Write out each line in which the string "your" is present.
|---|
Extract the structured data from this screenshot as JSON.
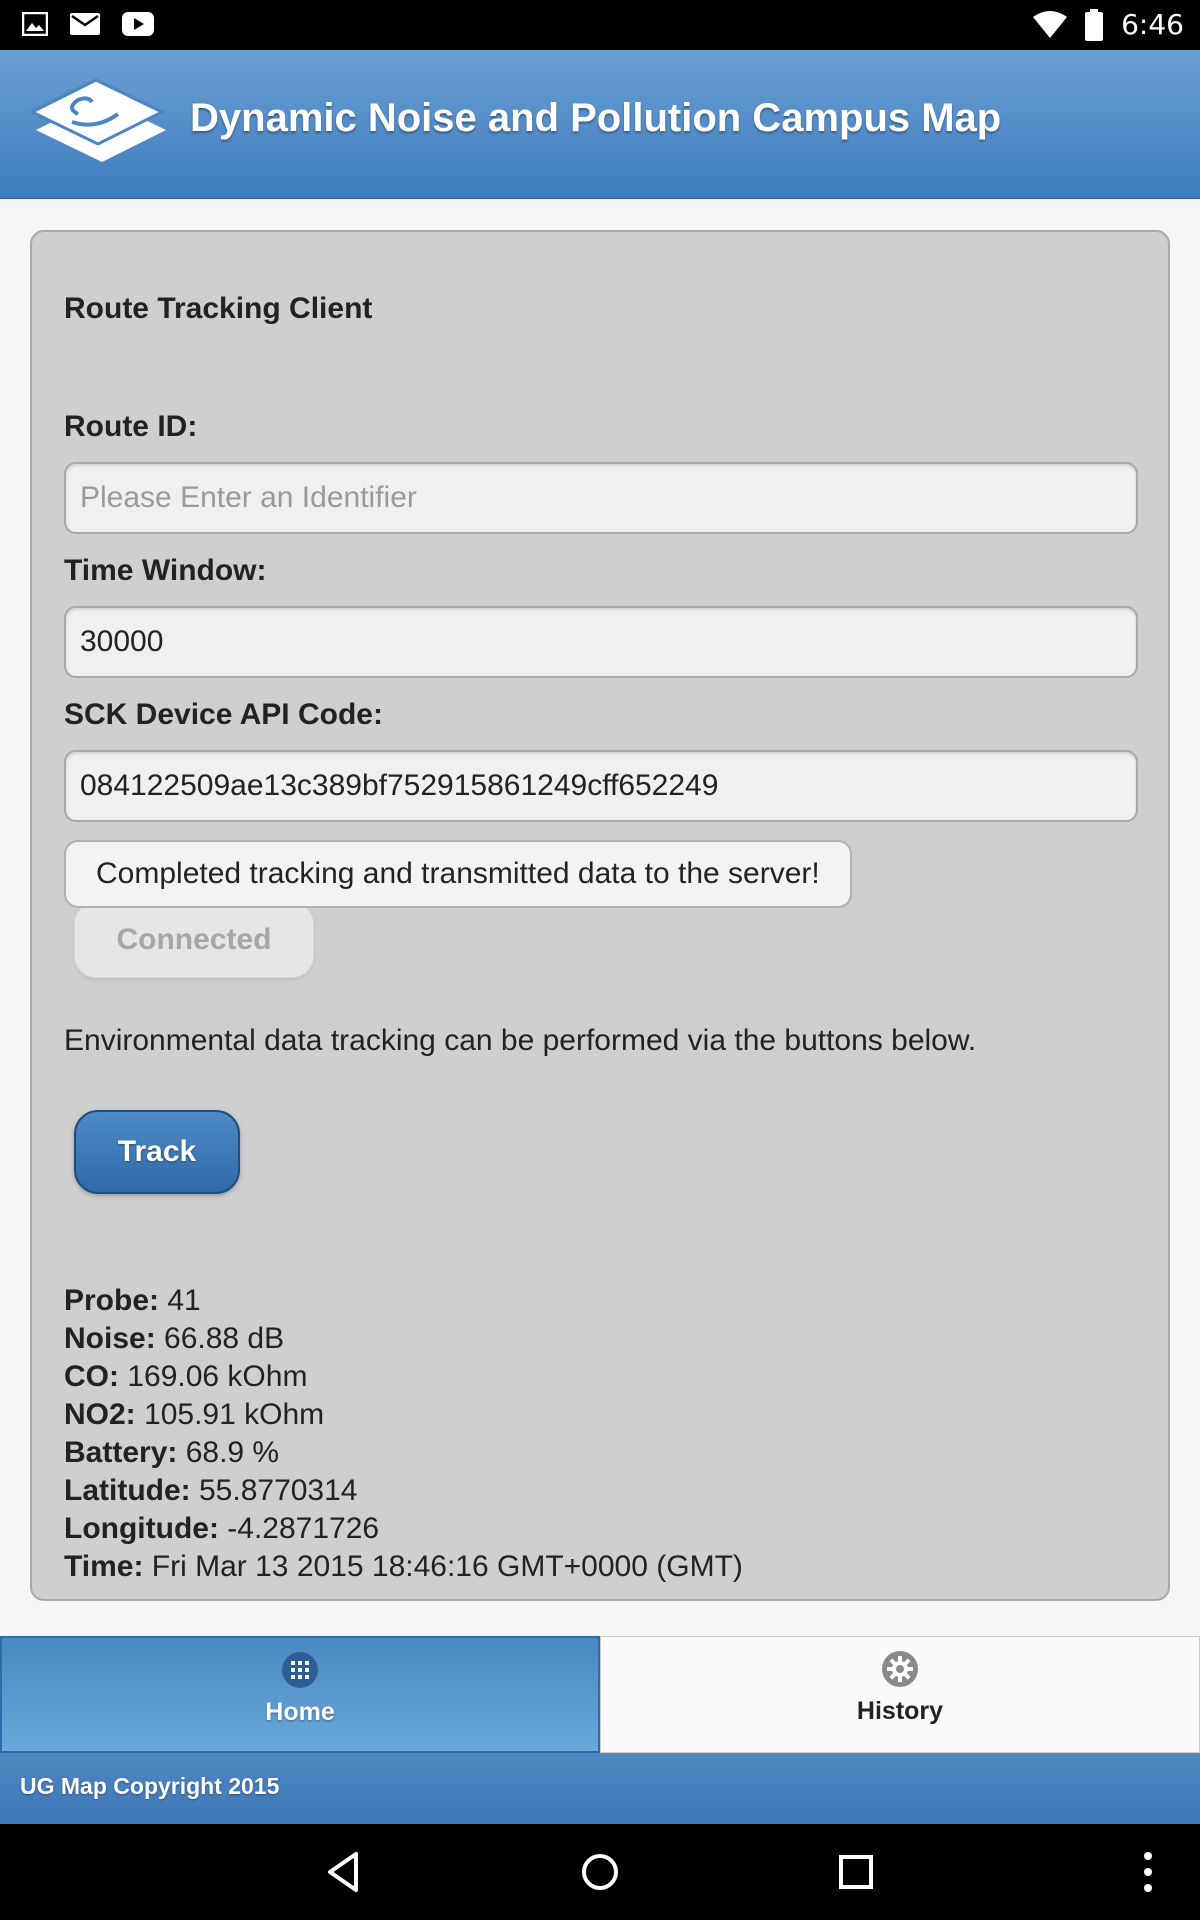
{
  "status_bar": {
    "time": "6:46",
    "left_icons": [
      "image-icon",
      "mail-icon",
      "youtube-icon"
    ],
    "right_icons": [
      "wifi-icon",
      "battery-icon"
    ]
  },
  "header": {
    "title": "Dynamic Noise and Pollution Campus Map",
    "logo": "campus-map-logo"
  },
  "form": {
    "title": "Route Tracking Client",
    "route_id_label": "Route ID:",
    "route_id_value": "",
    "route_id_placeholder": "Please Enter an Identifier",
    "time_window_label": "Time Window:",
    "time_window_value": "30000",
    "api_code_label": "SCK Device API Code:",
    "api_code_value": "084122509ae13c389bf752915861249cff652249",
    "status_message": "Completed tracking and transmitted data to the server!",
    "connected_label": "Connected",
    "info_text": "Environmental data tracking can be performed via the buttons below.",
    "track_label": "Track"
  },
  "readings": [
    {
      "label": "Probe:",
      "value": " 41"
    },
    {
      "label": "Noise:",
      "value": " 66.88 dB"
    },
    {
      "label": "CO:",
      "value": " 169.06 kOhm"
    },
    {
      "label": "NO2:",
      "value": " 105.91 kOhm"
    },
    {
      "label": "Battery:",
      "value": " 68.9 %"
    },
    {
      "label": "Latitude:",
      "value": " 55.8770314"
    },
    {
      "label": "Longitude:",
      "value": " -4.2871726"
    },
    {
      "label": "Time:",
      "value": " Fri Mar 13 2015 18:46:16 GMT+0000 (GMT)"
    }
  ],
  "tabs": [
    {
      "label": "Home",
      "icon": "grid-icon",
      "active": true
    },
    {
      "label": "History",
      "icon": "gear-icon",
      "active": false
    }
  ],
  "footer": {
    "text": "UG Map Copyright 2015"
  },
  "colors": {
    "header_blue": "#4f88c6",
    "card_gray": "#cfcfcf",
    "track_button": "#3a74b3"
  }
}
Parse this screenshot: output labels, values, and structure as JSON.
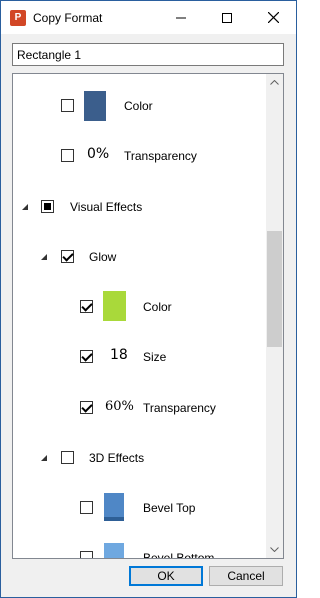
{
  "window": {
    "title": "Copy Format",
    "app_icon": "powerpoint-icon"
  },
  "title_controls": {
    "minimize_icon": "minimize-icon",
    "maximize_icon": "maximize-icon",
    "close_icon": "close-icon"
  },
  "search": {
    "value": "Rectangle 1"
  },
  "tree": {
    "items": [
      {
        "label": "Color",
        "checked": false,
        "swatch_color": "#3b5e8c"
      },
      {
        "label": "Transparency",
        "checked": false,
        "value": "0%"
      },
      {
        "label": "Visual Effects",
        "state": "indeterminate",
        "expanded": true
      },
      {
        "label": "Glow",
        "checked": true,
        "expanded": true
      },
      {
        "label": "Color",
        "checked": true,
        "swatch_color": "#a9d93a"
      },
      {
        "label": "Size",
        "checked": true,
        "value": "18"
      },
      {
        "label": "Transparency",
        "checked": true,
        "value": "60%"
      },
      {
        "label": "3D Effects",
        "checked": false,
        "expanded": true
      },
      {
        "label": "Bevel Top",
        "checked": false,
        "swatch_color": "#4f87c6"
      },
      {
        "label": "Bevel Bottom",
        "checked": false,
        "swatch_color": "#6fa8e0"
      }
    ]
  },
  "buttons": {
    "ok": "OK",
    "cancel": "Cancel"
  }
}
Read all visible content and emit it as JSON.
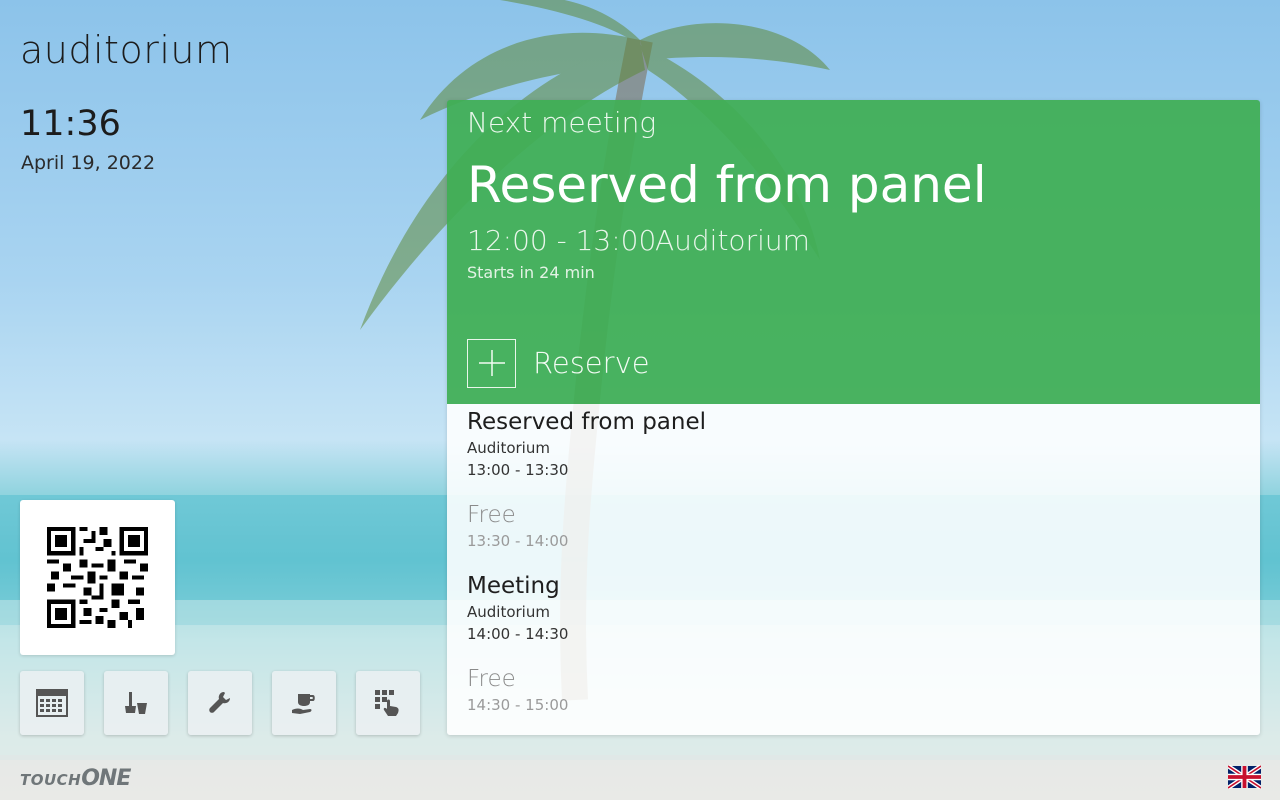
{
  "room_name": "auditorium",
  "clock": "11:36",
  "date": "April 19, 2022",
  "toolbar": {
    "buttons": [
      {
        "icon": "calendar-icon"
      },
      {
        "icon": "cleaning-icon"
      },
      {
        "icon": "wrench-icon"
      },
      {
        "icon": "catering-icon"
      },
      {
        "icon": "touch-grid-icon"
      }
    ]
  },
  "brand": {
    "part1": "TOUCH",
    "part2": "ONE"
  },
  "next_meeting": {
    "label": "Next meeting",
    "title": "Reserved from panel",
    "time": "12:00 - 13:00",
    "room": "Auditorium",
    "starts_in": "Starts in 24 min",
    "reserve_label": "Reserve"
  },
  "schedule": [
    {
      "title": "Reserved from panel",
      "room": "Auditorium",
      "time": "13:00 - 13:30",
      "free": false
    },
    {
      "title": "Free",
      "room": "",
      "time": "13:30 - 14:00",
      "free": true
    },
    {
      "title": "Meeting",
      "room": "Auditorium",
      "time": "14:00 - 14:30",
      "free": false
    },
    {
      "title": "Free",
      "room": "",
      "time": "14:30 - 15:00",
      "free": true
    }
  ],
  "colors": {
    "accent_green": "#40ae54",
    "text_dark": "#1c1c1c"
  },
  "language_flag": "uk-flag-icon"
}
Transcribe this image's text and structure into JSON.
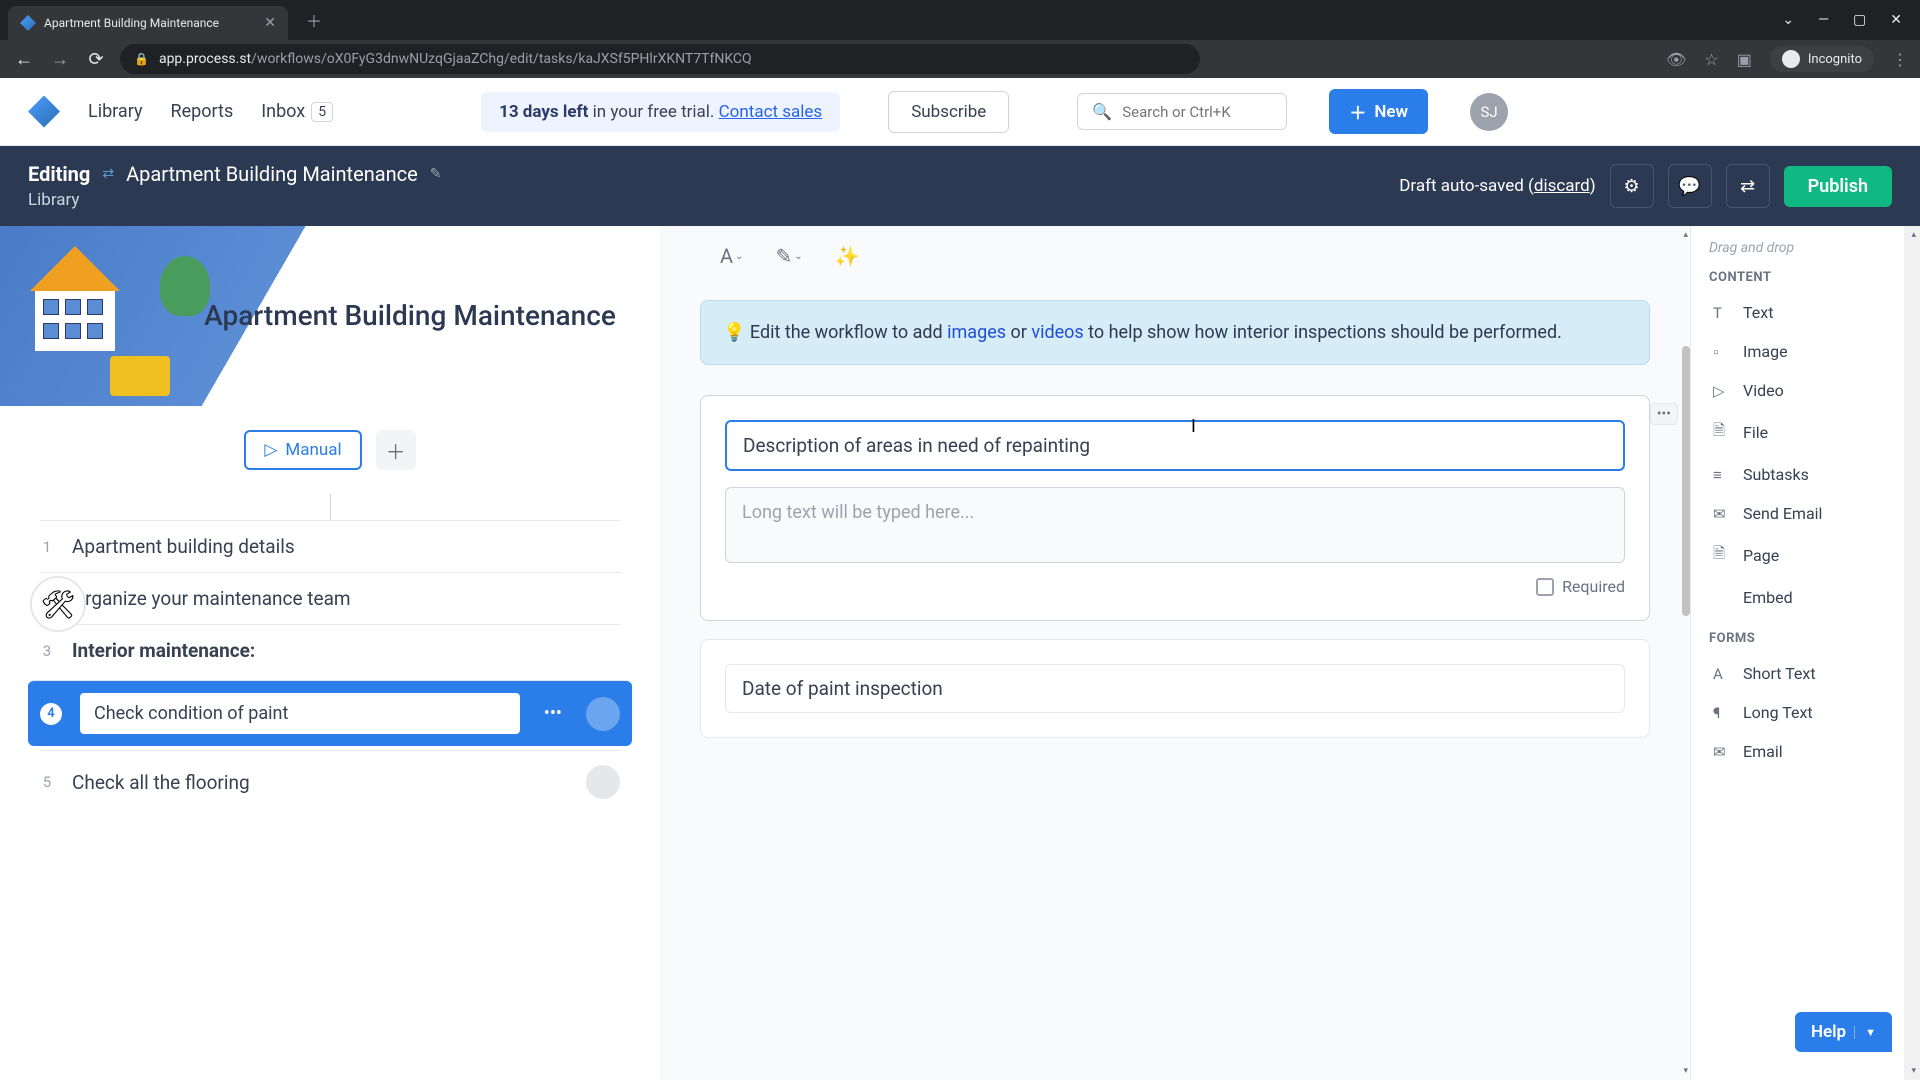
{
  "browser": {
    "tab_title": "Apartment Building Maintenance",
    "url_domain": "app.process.st",
    "url_path": "/workflows/oX0FyG3dnwNUzqGjaaZChg/edit/tasks/kaJXSf5PHlrXKNT7TfNKCQ",
    "incognito_label": "Incognito"
  },
  "header": {
    "nav": {
      "library": "Library",
      "reports": "Reports",
      "inbox": "Inbox",
      "inbox_count": "5"
    },
    "trial": {
      "days": "13 days left",
      "suffix": " in your free trial.  ",
      "contact": "Contact sales"
    },
    "subscribe": "Subscribe",
    "search_placeholder": "Search or Ctrl+K",
    "new_label": "New",
    "avatar_initials": "SJ"
  },
  "editing_bar": {
    "prefix": "Editing",
    "title": "Apartment Building Maintenance",
    "breadcrumb": "Library",
    "draft_text": "Draft auto-saved (",
    "discard": "discard",
    "draft_close": ")",
    "publish": "Publish"
  },
  "left": {
    "hero_title": "Apartment Building Maintenance",
    "manual": "Manual",
    "tasks": [
      {
        "num": "1",
        "label": "Apartment building details"
      },
      {
        "num": "2",
        "label": "Organize your maintenance team"
      },
      {
        "num": "3",
        "label": "Interior maintenance:",
        "heading": true
      },
      {
        "num": "4",
        "label": "Check condition of paint",
        "selected": true
      },
      {
        "num": "5",
        "label": "Check all the flooring"
      }
    ]
  },
  "center": {
    "info": {
      "prefix": "💡 Edit the workflow to add ",
      "link1": "images",
      "mid": " or ",
      "link2": "videos",
      "suffix": " to help show how interior inspections should be performed."
    },
    "field1": {
      "label_value": "Description of areas in need of repainting",
      "placeholder": "Long text will be typed here...",
      "required_label": "Required"
    },
    "field2": {
      "label_value": "Date of paint inspection"
    }
  },
  "right": {
    "drag_label": "Drag and drop",
    "content_head": "CONTENT",
    "forms_head": "FORMS",
    "content_items": [
      {
        "icon": "T",
        "label": "Text"
      },
      {
        "icon": "▫",
        "label": "Image"
      },
      {
        "icon": "▷",
        "label": "Video"
      },
      {
        "icon": "🗎",
        "label": "File"
      },
      {
        "icon": "≡",
        "label": "Subtasks"
      },
      {
        "icon": "✉",
        "label": "Send Email"
      },
      {
        "icon": "🗎",
        "label": "Page"
      },
      {
        "icon": "</>",
        "label": "Embed"
      }
    ],
    "form_items": [
      {
        "icon": "A",
        "label": "Short Text"
      },
      {
        "icon": "¶",
        "label": "Long Text"
      },
      {
        "icon": "✉",
        "label": "Email"
      }
    ]
  },
  "help": {
    "label": "Help"
  }
}
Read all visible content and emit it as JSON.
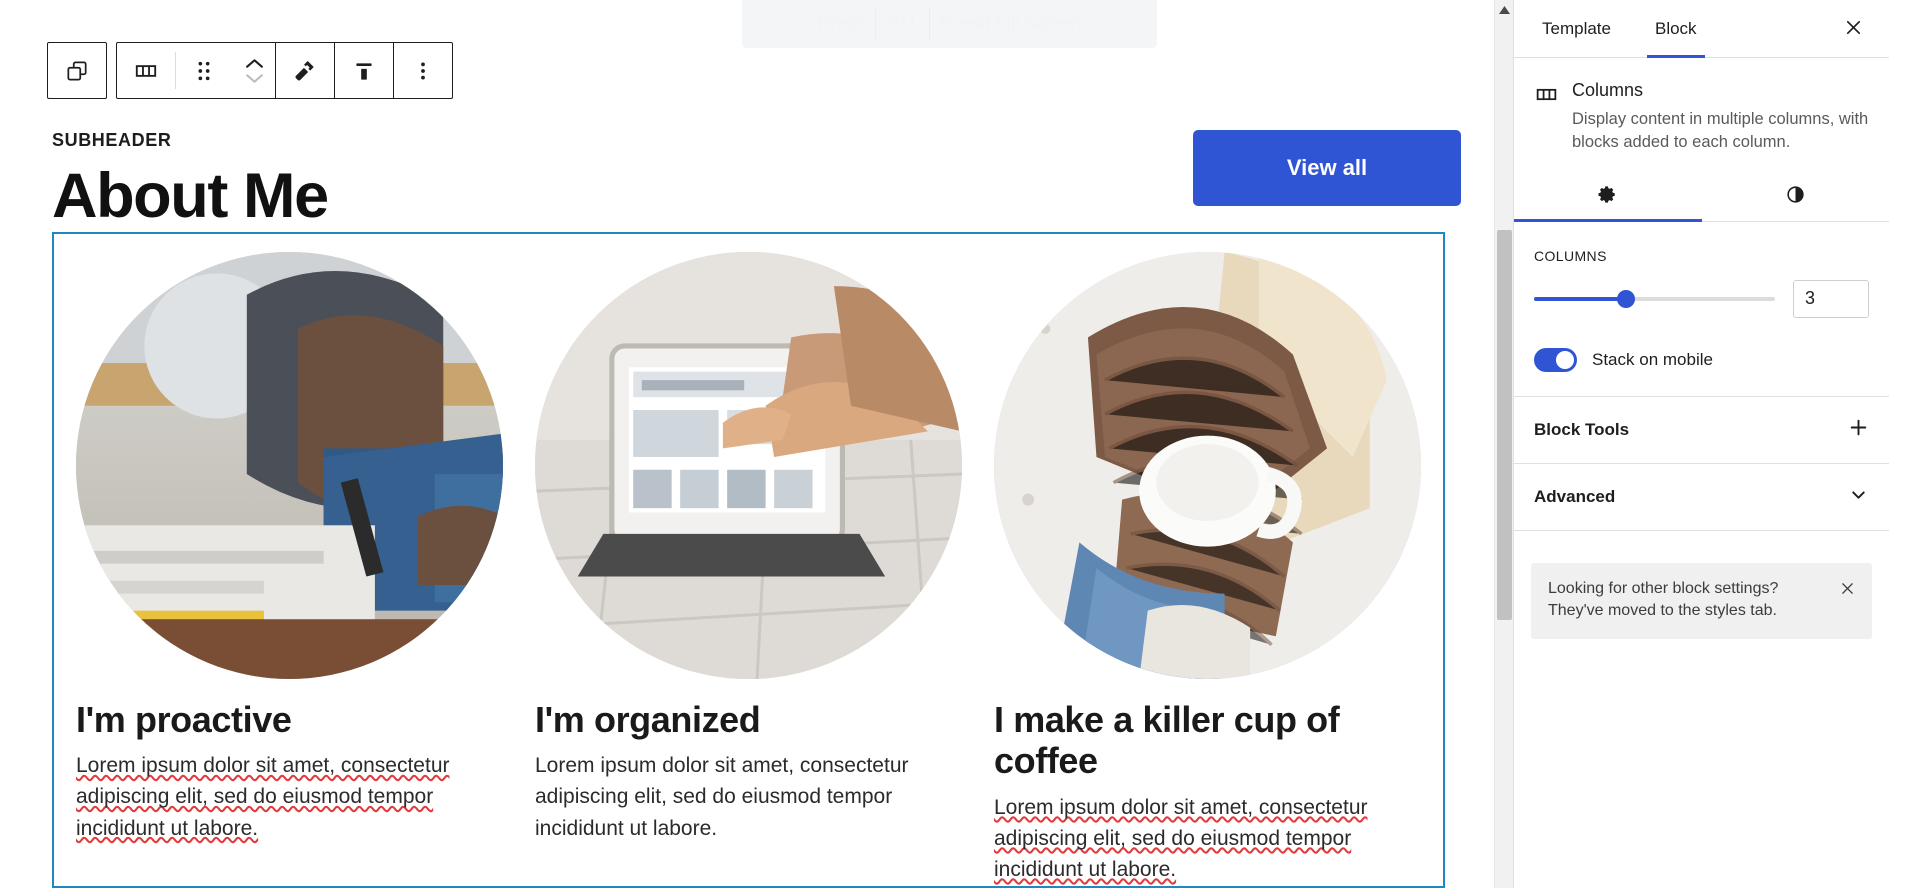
|---|
- OUTPUT FOR THIS TASK -
      "suffix": " in your free trial.  ",
        "label": "Organize your maintenance team"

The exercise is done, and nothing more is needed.